* _DATA TO USE_:
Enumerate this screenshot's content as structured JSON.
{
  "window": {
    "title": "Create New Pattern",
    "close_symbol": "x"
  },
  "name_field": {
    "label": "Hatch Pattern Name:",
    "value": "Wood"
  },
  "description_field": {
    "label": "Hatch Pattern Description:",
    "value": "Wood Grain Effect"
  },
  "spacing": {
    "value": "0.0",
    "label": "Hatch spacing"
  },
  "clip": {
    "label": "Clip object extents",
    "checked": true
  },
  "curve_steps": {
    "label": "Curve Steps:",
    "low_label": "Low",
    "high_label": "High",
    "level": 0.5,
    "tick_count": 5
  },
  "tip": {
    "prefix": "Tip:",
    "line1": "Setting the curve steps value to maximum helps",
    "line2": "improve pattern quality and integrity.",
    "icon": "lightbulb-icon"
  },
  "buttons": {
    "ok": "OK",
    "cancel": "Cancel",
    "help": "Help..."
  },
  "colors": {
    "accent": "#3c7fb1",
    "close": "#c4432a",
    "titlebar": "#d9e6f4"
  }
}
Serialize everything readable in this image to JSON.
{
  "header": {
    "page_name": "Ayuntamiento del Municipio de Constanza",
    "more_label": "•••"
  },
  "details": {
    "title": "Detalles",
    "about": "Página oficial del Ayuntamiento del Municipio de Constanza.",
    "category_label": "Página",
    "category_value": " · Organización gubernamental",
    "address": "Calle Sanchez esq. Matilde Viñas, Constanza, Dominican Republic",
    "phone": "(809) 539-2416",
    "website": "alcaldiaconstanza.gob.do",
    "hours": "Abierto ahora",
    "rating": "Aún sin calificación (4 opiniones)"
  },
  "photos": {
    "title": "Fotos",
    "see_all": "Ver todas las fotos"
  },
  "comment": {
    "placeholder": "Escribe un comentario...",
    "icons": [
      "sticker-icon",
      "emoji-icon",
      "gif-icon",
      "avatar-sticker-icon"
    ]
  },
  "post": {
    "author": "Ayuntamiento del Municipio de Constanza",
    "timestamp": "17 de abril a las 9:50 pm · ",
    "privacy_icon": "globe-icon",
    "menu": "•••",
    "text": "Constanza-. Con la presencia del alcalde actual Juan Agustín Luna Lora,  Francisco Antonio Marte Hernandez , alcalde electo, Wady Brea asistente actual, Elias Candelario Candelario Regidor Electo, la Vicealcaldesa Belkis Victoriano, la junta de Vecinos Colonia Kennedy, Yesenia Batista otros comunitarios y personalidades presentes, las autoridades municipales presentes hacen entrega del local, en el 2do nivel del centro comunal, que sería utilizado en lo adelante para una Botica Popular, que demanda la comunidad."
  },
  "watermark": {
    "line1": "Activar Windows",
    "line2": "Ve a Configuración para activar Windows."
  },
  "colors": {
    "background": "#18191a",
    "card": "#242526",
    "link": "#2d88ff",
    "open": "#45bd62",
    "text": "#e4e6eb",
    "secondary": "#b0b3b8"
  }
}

* _WHAT THIS TASK INVOLVES_: Your task is to return the full listing exactly as it was given.

* _EXERCISE OUTPUT_:
Enumerate this screenshot's content as structured JSON.
{
  "window": {
    "title": "Create New Pattern",
    "close_symbol": "x"
  },
  "name_field": {
    "label": "Hatch Pattern Name:",
    "value": "Wood"
  },
  "description_field": {
    "label": "Hatch Pattern Description:",
    "value": "Wood Grain Effect"
  },
  "spacing": {
    "value": "0.0",
    "label": "Hatch spacing"
  },
  "clip": {
    "label": "Clip object extents",
    "checked": true
  },
  "curve_steps": {
    "label": "Curve Steps:",
    "low_label": "Low",
    "high_label": "High",
    "level": 0.5,
    "tick_count": 5
  },
  "tip": {
    "prefix": "Tip:",
    "line1": "Setting the curve steps value to maximum helps",
    "line2": "improve pattern quality and integrity.",
    "icon": "lightbulb-icon"
  },
  "buttons": {
    "ok": "OK",
    "cancel": "Cancel",
    "help": "Help..."
  },
  "colors": {
    "accent": "#3c7fb1",
    "close": "#c4432a",
    "titlebar": "#d9e6f4"
  }
}
Serialize everything readable in this image to JSON.
{
  "header": {
    "page_name": "Ayuntamiento del Municipio de Constanza",
    "more_label": "•••"
  },
  "details": {
    "title": "Detalles",
    "about": "Página oficial del Ayuntamiento del Municipio de Constanza.",
    "category_label": "Página",
    "category_value": " · Organización gubernamental",
    "address": "Calle Sanchez esq. Matilde Viñas, Constanza, Dominican Republic",
    "phone": "(809) 539-2416",
    "website": "alcaldiaconstanza.gob.do",
    "hours": "Abierto ahora",
    "rating": "Aún sin calificación (4 opiniones)"
  },
  "photos": {
    "title": "Fotos",
    "see_all": "Ver todas las fotos"
  },
  "comment": {
    "placeholder": "Escribe un comentario...",
    "icons": [
      "sticker-icon",
      "emoji-icon",
      "gif-icon",
      "avatar-sticker-icon"
    ]
  },
  "post": {
    "author": "Ayuntamiento del Municipio de Constanza",
    "timestamp": "17 de abril a las 9:50 pm · ",
    "privacy_icon": "globe-icon",
    "menu": "•••",
    "text": "Constanza-. Con la presencia del alcalde actual Juan Agustín Luna Lora,  Francisco Antonio Marte Hernandez , alcalde electo, Wady Brea asistente actual, Elias Candelario Candelario Regidor Electo, la Vicealcaldesa Belkis Victoriano, la junta de Vecinos Colonia Kennedy, Yesenia Batista otros comunitarios y personalidades presentes, las autoridades municipales presentes hacen entrega del local, en el 2do nivel del centro comunal, que sería utilizado en lo adelante para una Botica Popular, que demanda la comunidad."
  },
  "watermark": {
    "line1": "Activar Windows",
    "line2": "Ve a Configuración para activar Windows."
  },
  "colors": {
    "background": "#18191a",
    "card": "#242526",
    "link": "#2d88ff",
    "open": "#45bd62",
    "text": "#e4e6eb",
    "secondary": "#b0b3b8"
  }
}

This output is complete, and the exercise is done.